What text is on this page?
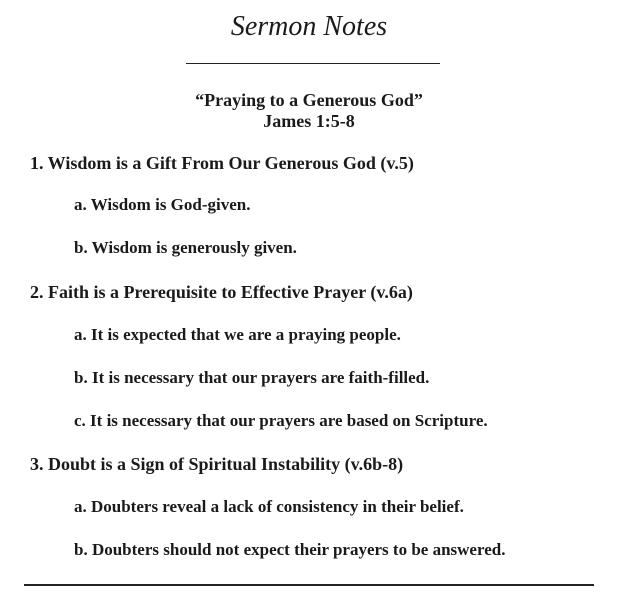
Sermon Notes
“Praying to a Generous God”
James 1:5-8
1. Wisdom is a Gift From Our Generous God (v.5)
a. Wisdom is God-given.
b. Wisdom is generously given.
2. Faith is a Prerequisite to Effective Prayer (v.6a)
a. It is expected that we are a praying people.
b. It is necessary that our prayers are faith-filled.
c. It is necessary that our prayers are based on Scripture.
3. Doubt is a Sign of Spiritual Instability (v.6b-8)
a. Doubters reveal a lack of consistency in their belief.
b. Doubters should not expect their prayers to be answered.
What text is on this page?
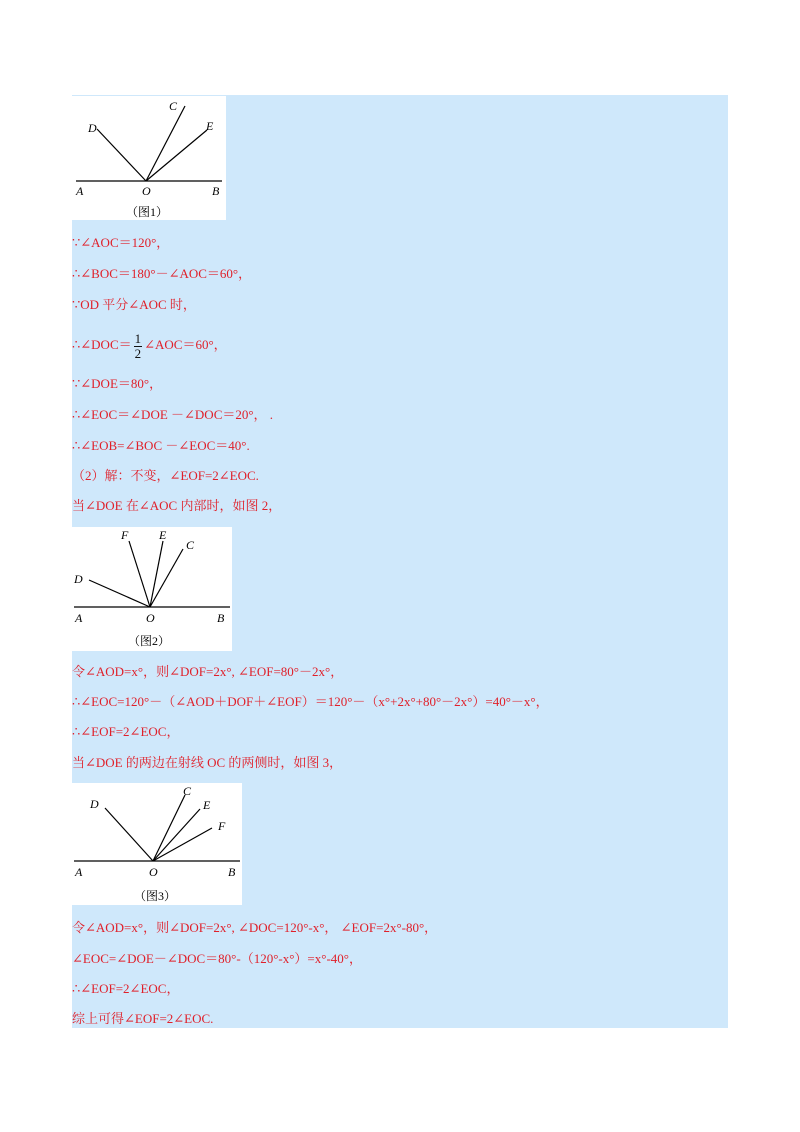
A	O	B
C
D	E
（图1）
∵∠AOC＝120°，
∴∠BOC＝180°－∠AOC＝60°，
∵OD 平分∠AOC 时，
∴∠DOC＝ $\frac{1}{2}$ ∠AOC＝60°，
∵∠DOE＝80°，
∴∠EOC＝∠DOE －∠DOC＝20°， .
∴∠EOB=∠BOC －∠EOC＝40°.
（2）解：不变，∠EOF=2∠EOC.
当∠DOE 在∠AOC 内部时，如图 2，
A	O	B
C
D
E
F
（图2）
令∠AOD=x°，则∠DOF=2x°, ∠EOF=80°－2x°，
∴∠EOC=120°－（∠AOD＋DOF＋∠EOF）＝120°－（x°+2x°+80°－2x°）=40°－x°，
∴∠EOF=2∠EOC，
当∠DOE 的两边在射线 OC 的两侧时，如图 3，
A	O	B
C
D	E
F
（图3）
令∠AOD=x°，则∠DOF=2x°, ∠DOC=120°-x°， ∠EOF=2x°-80°，
∠EOC=∠DOE－∠DOC＝80°-（120°-x°）=x°-40°，
∴∠EOF=2∠EOC，
综上可得∠EOF=2∠EOC.
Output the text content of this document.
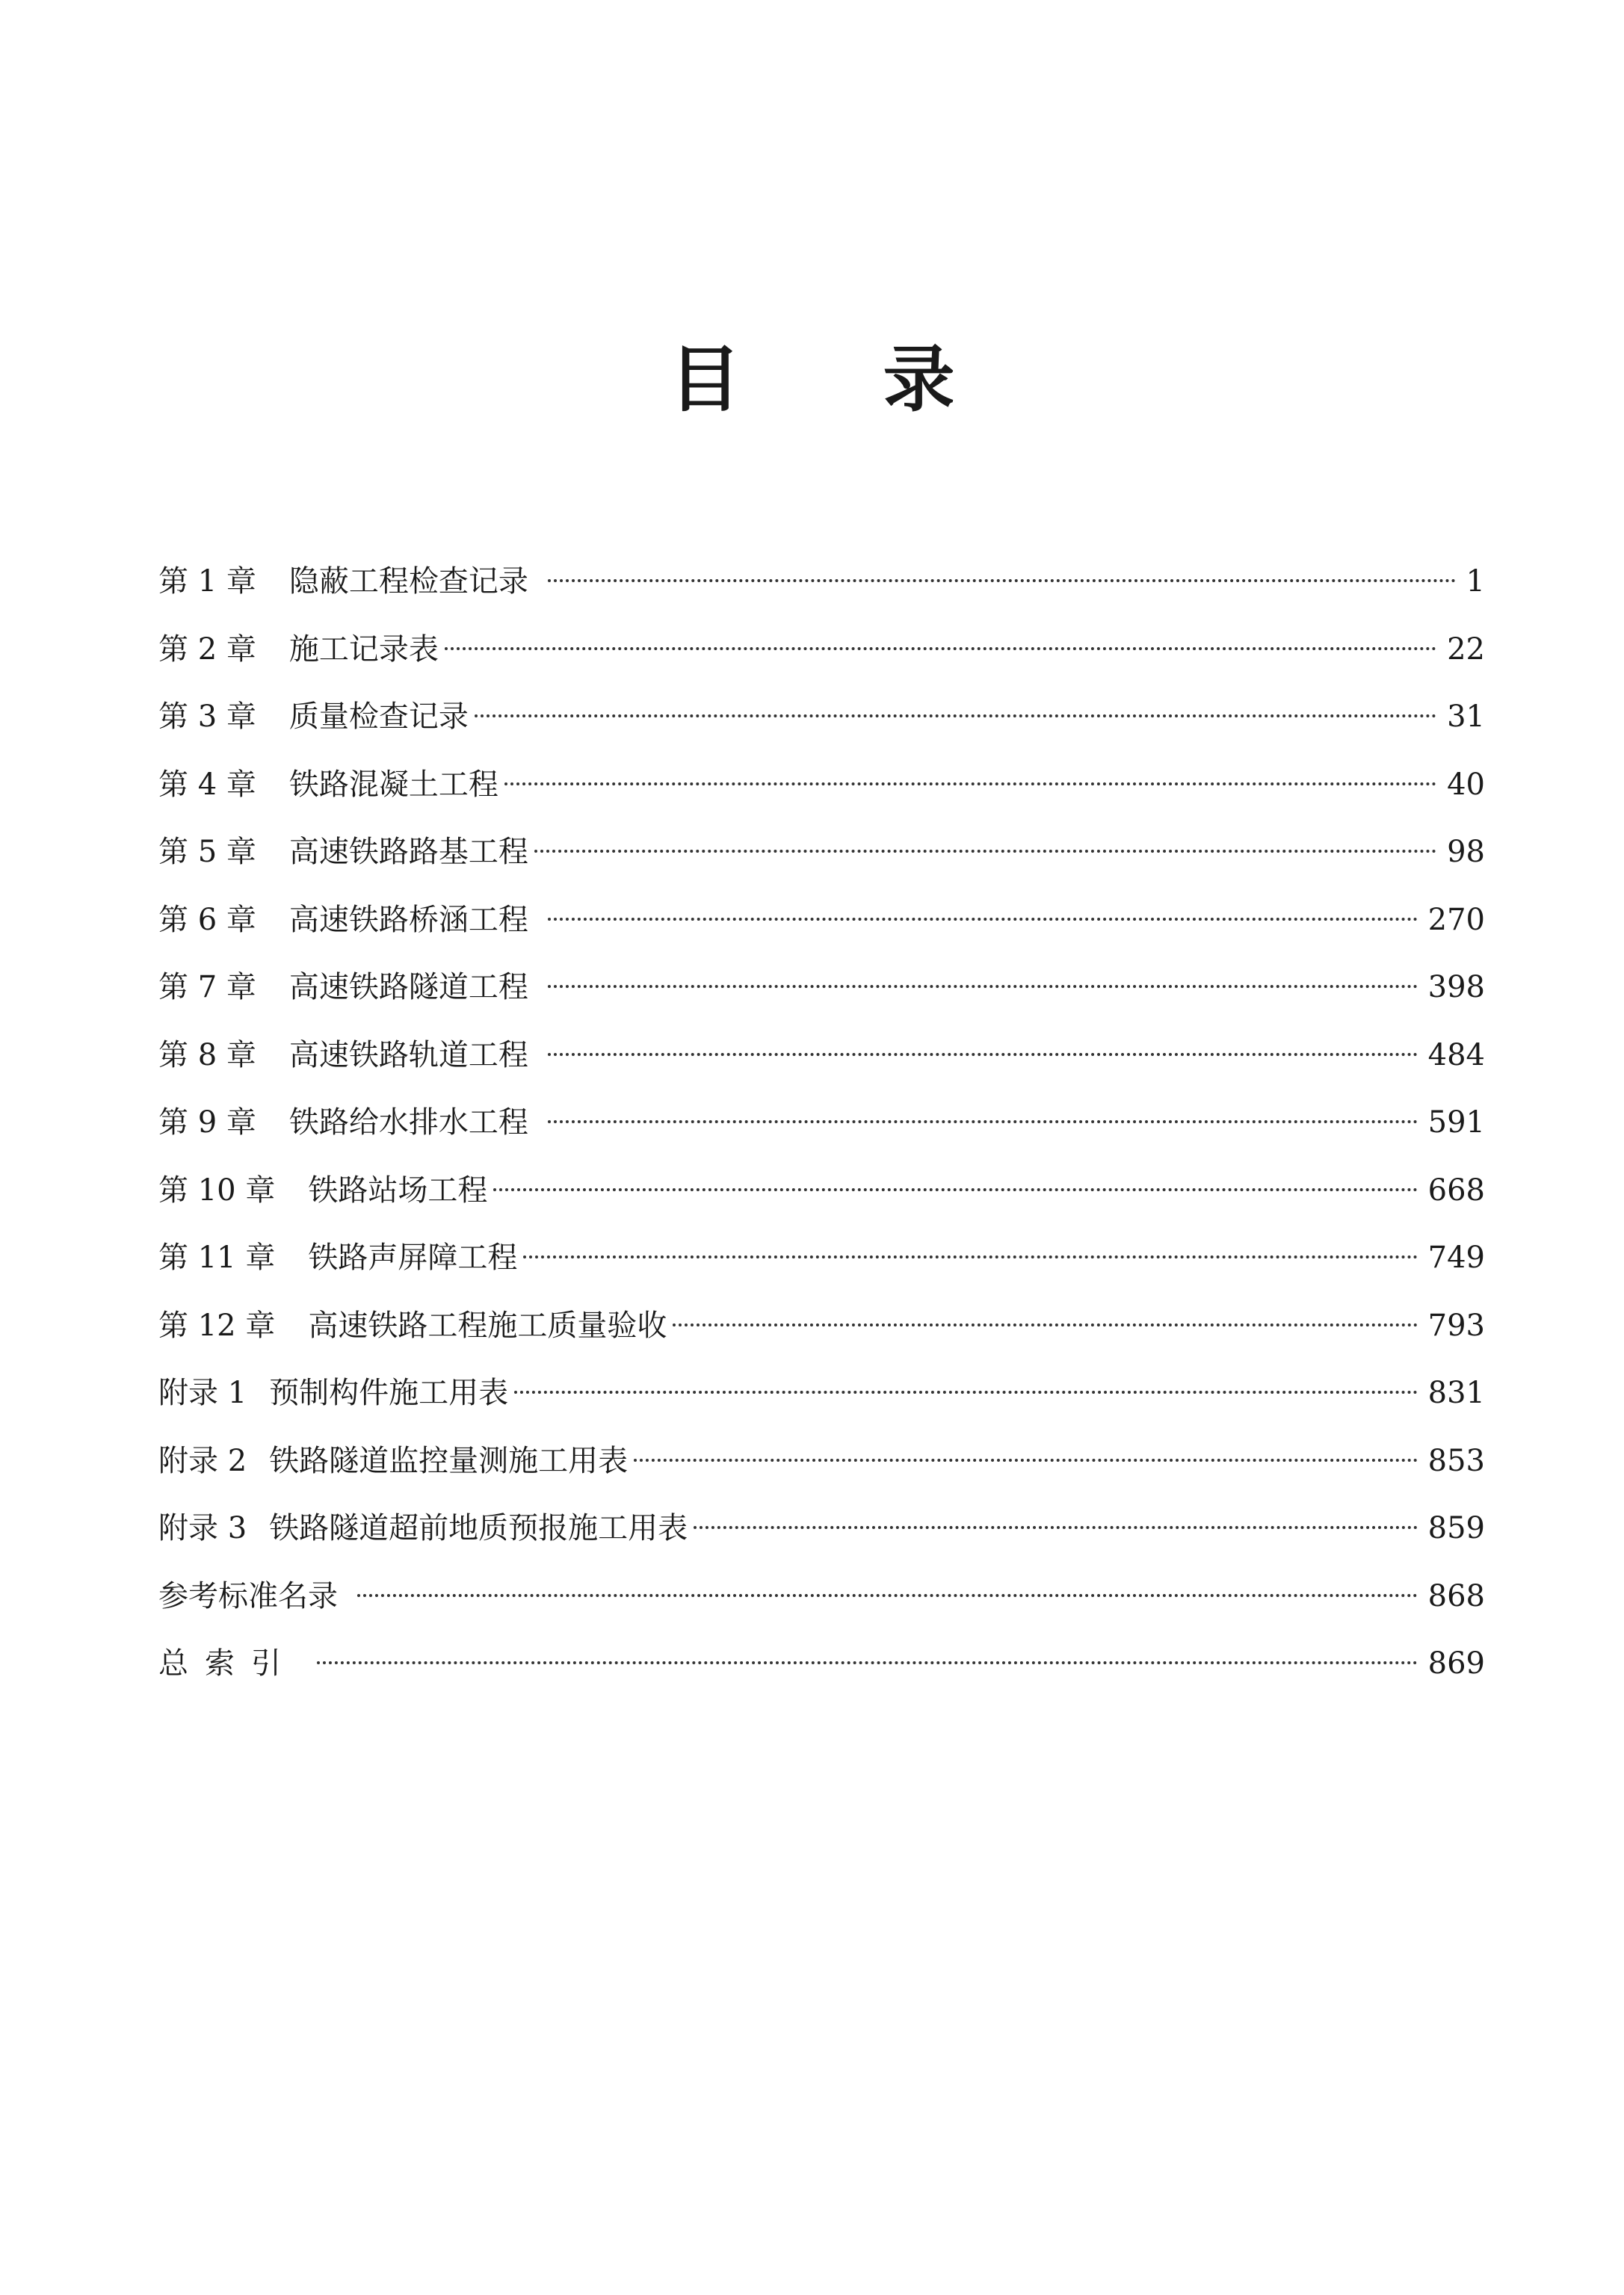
目 录
第 1 章 隐蔽工程检查记录	1
第 2 章 施工记录表	22
第 3 章 质量检查记录	31
第 4 章 铁路混凝土工程	40
第 5 章 高速铁路路基工程	98
第 6 章 高速铁路桥涵工程	270
第 7 章 高速铁路隧道工程	398
第 8 章 高速铁路轨道工程	484
第 9 章 铁路给水排水工程	591
第 10 章 铁路站场工程	668
第 11 章 铁路声屏障工程	749
第 12 章 高速铁路工程施工质量验收	793
附录 1 预制构件施工用表	831
附录 2 铁路隧道监控量测施工用表	853
附录 3 铁路隧道超前地质预报施工用表	859
参考标准名录	868
总索引	869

====

▸ Stated problem: Scan the material above. Copy each line that holds the word "Doubters".

▸ Task result:
a. Doubters reveal a lack of consistency in their belief.
b. Doubters should not expect their prayers to be answered.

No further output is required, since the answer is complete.